Select every line below containing the word "icon".

→ Dataset records
##########

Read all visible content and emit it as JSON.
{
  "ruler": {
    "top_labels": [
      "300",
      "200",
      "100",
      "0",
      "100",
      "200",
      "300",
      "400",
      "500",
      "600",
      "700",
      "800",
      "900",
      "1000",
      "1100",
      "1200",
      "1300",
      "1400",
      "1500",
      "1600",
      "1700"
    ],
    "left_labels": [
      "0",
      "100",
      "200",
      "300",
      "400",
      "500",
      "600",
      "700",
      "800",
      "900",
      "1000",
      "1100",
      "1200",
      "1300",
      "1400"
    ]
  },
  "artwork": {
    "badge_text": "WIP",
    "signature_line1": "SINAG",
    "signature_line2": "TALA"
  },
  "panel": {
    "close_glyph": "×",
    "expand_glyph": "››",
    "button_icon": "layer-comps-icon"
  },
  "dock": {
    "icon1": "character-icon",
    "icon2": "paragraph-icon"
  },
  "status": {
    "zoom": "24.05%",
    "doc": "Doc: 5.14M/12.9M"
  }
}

##########

→ Result
    "button_icon": "layer-comps-icon"
    "icon1": "character-icon",
    "icon2": "paragraph-icon"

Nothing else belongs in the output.